— EXERCISE —
Count the lines in the records below that contain the word "data", and reply with only that number.
◇ ◇ ◇
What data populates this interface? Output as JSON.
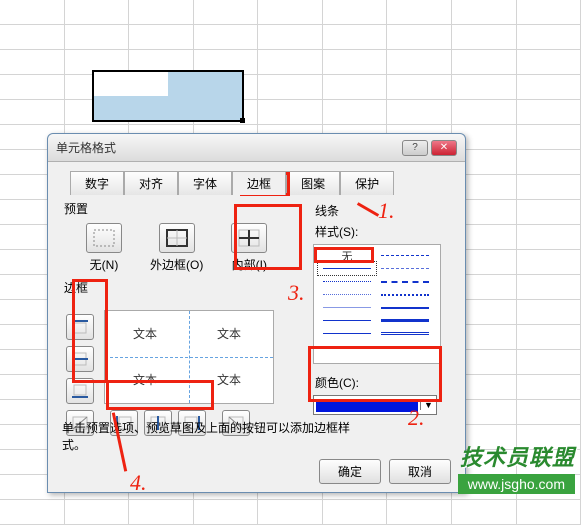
{
  "dialog": {
    "title": "单元格格式",
    "tabs": [
      "数字",
      "对齐",
      "字体",
      "边框",
      "图案",
      "保护"
    ],
    "active_tab": 3,
    "preset_label": "预置",
    "presets": [
      {
        "label": "无(N)"
      },
      {
        "label": "外边框(O)"
      },
      {
        "label": "内部(I)"
      }
    ],
    "border_label": "边框",
    "preview_text": "文本",
    "line_label": "线条",
    "style_label": "样式(S):",
    "style_none": "无",
    "color_label": "颜色(C):",
    "selected_color": "#0016dd",
    "hint": "单击预置选项、预览草图及上面的按钮可以添加边框样式。",
    "ok": "确定",
    "cancel": "取消"
  },
  "annotations": {
    "a1": "1.",
    "a2": "2.",
    "a3": "3.",
    "a4": "4."
  },
  "watermark": {
    "line1": "技术员联盟",
    "line2": "www.jsgho.com"
  }
}
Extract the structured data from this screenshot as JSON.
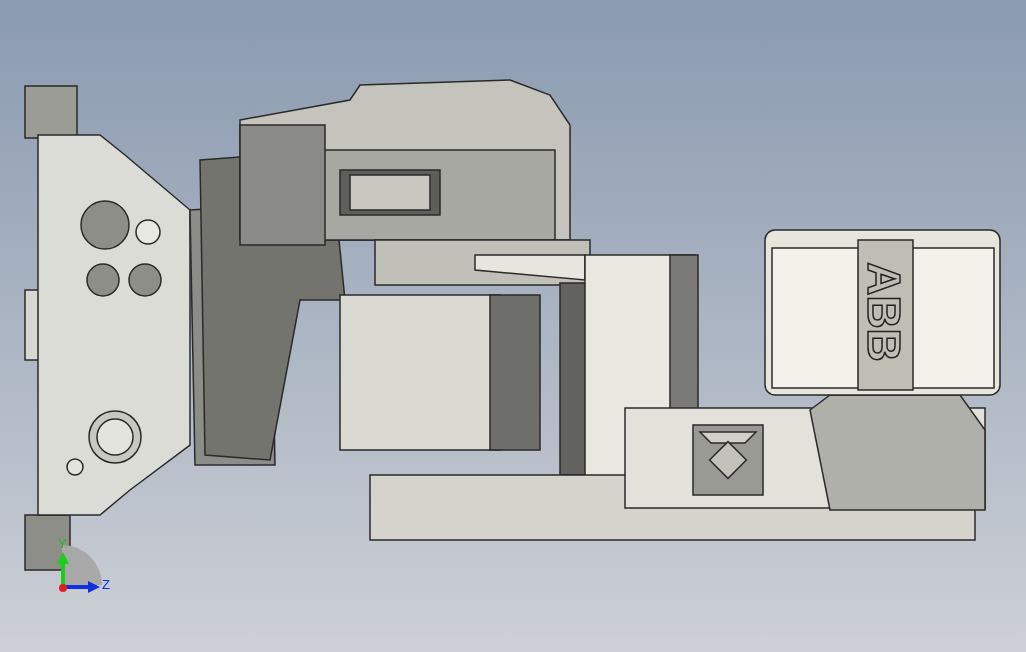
{
  "viewport": {
    "model_logo": "ABB",
    "axes": [
      {
        "kind": "y",
        "label": "Y"
      },
      {
        "kind": "z",
        "label": "Z"
      }
    ]
  }
}
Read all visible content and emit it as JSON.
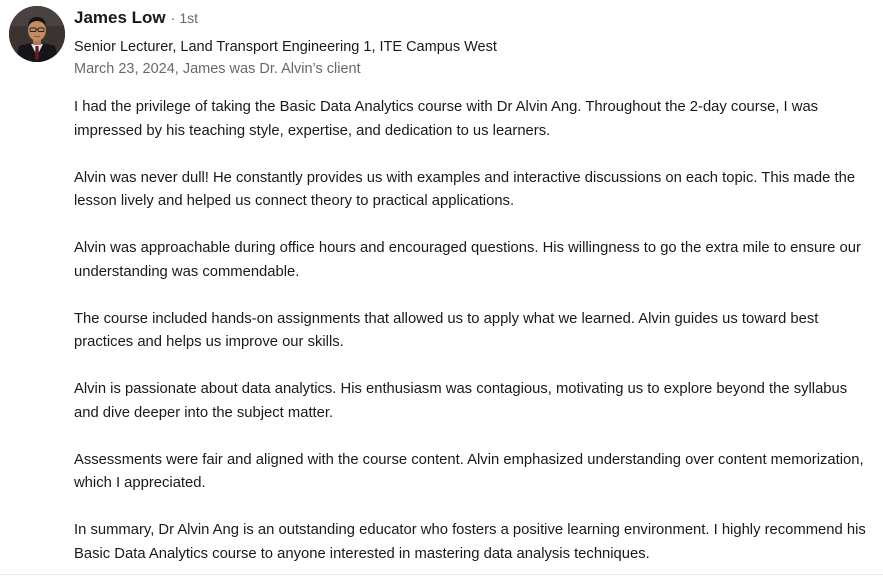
◇ ◇ ◇
— WORKED SOLUTION —
2